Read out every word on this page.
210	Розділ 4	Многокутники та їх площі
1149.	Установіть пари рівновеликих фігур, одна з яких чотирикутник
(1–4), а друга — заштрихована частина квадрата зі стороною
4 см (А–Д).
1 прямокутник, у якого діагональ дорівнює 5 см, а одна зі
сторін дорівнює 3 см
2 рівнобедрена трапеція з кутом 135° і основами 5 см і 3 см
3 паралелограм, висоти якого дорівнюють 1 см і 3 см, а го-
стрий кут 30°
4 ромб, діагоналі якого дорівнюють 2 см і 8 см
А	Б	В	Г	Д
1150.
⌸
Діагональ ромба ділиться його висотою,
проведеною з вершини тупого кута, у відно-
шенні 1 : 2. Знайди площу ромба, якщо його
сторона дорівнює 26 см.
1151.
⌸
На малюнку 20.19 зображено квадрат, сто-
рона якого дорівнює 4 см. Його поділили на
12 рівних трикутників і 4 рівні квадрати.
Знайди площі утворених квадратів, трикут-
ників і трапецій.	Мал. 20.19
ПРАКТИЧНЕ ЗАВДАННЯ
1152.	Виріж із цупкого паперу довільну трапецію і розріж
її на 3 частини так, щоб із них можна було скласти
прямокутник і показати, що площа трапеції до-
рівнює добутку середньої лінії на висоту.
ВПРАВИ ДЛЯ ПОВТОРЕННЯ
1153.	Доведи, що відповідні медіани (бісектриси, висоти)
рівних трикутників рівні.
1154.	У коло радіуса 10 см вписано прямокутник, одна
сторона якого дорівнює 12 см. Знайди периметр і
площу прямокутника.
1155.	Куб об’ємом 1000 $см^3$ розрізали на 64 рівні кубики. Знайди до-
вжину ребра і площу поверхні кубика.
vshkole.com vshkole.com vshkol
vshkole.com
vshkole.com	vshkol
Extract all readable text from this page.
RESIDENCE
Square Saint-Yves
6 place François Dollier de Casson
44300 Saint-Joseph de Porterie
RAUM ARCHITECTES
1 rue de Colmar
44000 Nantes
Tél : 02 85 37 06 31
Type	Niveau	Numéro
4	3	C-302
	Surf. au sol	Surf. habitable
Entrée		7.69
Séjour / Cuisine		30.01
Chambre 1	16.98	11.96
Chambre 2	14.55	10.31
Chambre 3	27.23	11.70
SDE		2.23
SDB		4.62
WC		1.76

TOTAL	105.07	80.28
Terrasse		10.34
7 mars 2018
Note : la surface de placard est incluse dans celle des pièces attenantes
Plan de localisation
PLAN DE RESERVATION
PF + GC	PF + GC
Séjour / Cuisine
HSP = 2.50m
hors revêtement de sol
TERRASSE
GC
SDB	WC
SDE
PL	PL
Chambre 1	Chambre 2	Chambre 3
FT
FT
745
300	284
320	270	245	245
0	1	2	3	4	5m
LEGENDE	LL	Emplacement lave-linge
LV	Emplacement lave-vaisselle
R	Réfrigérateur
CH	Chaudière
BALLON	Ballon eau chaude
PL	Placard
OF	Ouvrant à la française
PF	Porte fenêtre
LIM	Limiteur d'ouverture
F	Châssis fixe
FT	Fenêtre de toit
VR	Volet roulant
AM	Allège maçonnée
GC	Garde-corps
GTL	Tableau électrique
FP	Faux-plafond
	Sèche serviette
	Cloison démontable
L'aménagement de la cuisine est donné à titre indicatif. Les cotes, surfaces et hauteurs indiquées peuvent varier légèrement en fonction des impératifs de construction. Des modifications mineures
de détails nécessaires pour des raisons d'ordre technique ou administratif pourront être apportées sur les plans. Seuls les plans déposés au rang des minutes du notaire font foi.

_ _ _ _ _ _ _

● WHAT TO WORK ON
Write out every entry above, word for word.

● TASK RESPONSE
Read out every word on this page.
210	Розділ 4	Многокутники та їх площі
1149.	Установіть пари рівновеликих фігур, одна з яких чотирикутник
(1–4), а друга — заштрихована частина квадрата зі стороною
4 см (А–Д).
1 прямокутник, у якого діагональ дорівнює 5 см, а одна зі
сторін дорівнює 3 см
2 рівнобедрена трапеція з кутом 135° і основами 5 см і 3 см
3 паралелограм, висоти якого дорівнюють 1 см і 3 см, а го-
стрий кут 30°
4 ромб, діагоналі якого дорівнюють 2 см і 8 см
А	Б	В	Г	Д
1150.
⌸
Діагональ ромба ділиться його висотою,
проведеною з вершини тупого кута, у відно-
шенні 1 : 2. Знайди площу ромба, якщо його
сторона дорівнює 26 см.
1151.
⌸
На малюнку 20.19 зображено квадрат, сто-
рона якого дорівнює 4 см. Його поділили на
12 рівних трикутників і 4 рівні квадрати.
Знайди площі утворених квадратів, трикут-
ників і трапецій.	Мал. 20.19
ПРАКТИЧНЕ ЗАВДАННЯ
1152.	Виріж із цупкого паперу довільну трапецію і розріж
її на 3 частини так, щоб із них можна було скласти
прямокутник і показати, що площа трапеції до-
рівнює добутку середньої лінії на висоту.
ВПРАВИ ДЛЯ ПОВТОРЕННЯ
1153.	Доведи, що відповідні медіани (бісектриси, висоти)
рівних трикутників рівні.
1154.	У коло радіуса 10 см вписано прямокутник, одна
сторона якого дорівнює 12 см. Знайди периметр і
площу прямокутника.
1155.	Куб об’ємом 1000 $см^3$ розрізали на 64 рівні кубики. Знайди до-
вжину ребра і площу поверхні кубика.
vshkole.com vshkole.com vshkol
vshkole.com
vshkole.com	vshkol
Extract all readable text from this page.
RESIDENCE
Square Saint-Yves
6 place François Dollier de Casson
44300 Saint-Joseph de Porterie
RAUM ARCHITECTES
1 rue de Colmar
44000 Nantes
Tél : 02 85 37 06 31
Type	Niveau	Numéro
4	3	C-302
	Surf. au sol	Surf. habitable
Entrée		7.69
Séjour / Cuisine		30.01
Chambre 1	16.98	11.96
Chambre 2	14.55	10.31
Chambre 3	27.23	11.70
SDE		2.23
SDB		4.62
WC		1.76

TOTAL	105.07	80.28
Terrasse		10.34
7 mars 2018
Note : la surface de placard est incluse dans celle des pièces attenantes
Plan de localisation
PLAN DE RESERVATION
PF + GC	PF + GC
Séjour / Cuisine
HSP = 2.50m
hors revêtement de sol
TERRASSE
GC
SDB	WC
SDE
PL	PL
Chambre 1	Chambre 2	Chambre 3
FT
FT
745
300	284
320	270	245	245
0	1	2	3	4	5m
LEGENDE	LL	Emplacement lave-linge
LV	Emplacement lave-vaisselle
R	Réfrigérateur
CH	Chaudière
BALLON	Ballon eau chaude
PL	Placard
OF	Ouvrant à la française
PF	Porte fenêtre
LIM	Limiteur d'ouverture
F	Châssis fixe
FT	Fenêtre de toit
VR	Volet roulant
AM	Allège maçonnée
GC	Garde-corps
GTL	Tableau électrique
FP	Faux-plafond
	Sèche serviette
	Cloison démontable
L'aménagement de la cuisine est donné à titre indicatif. Les cotes, surfaces et hauteurs indiquées peuvent varier légèrement en fonction des impératifs de construction. Des modifications mineures
de détails nécessaires pour des raisons d'ordre technique ou administratif pourront être apportées sur les plans. Seuls les plans déposés au rang des minutes du notaire font foi.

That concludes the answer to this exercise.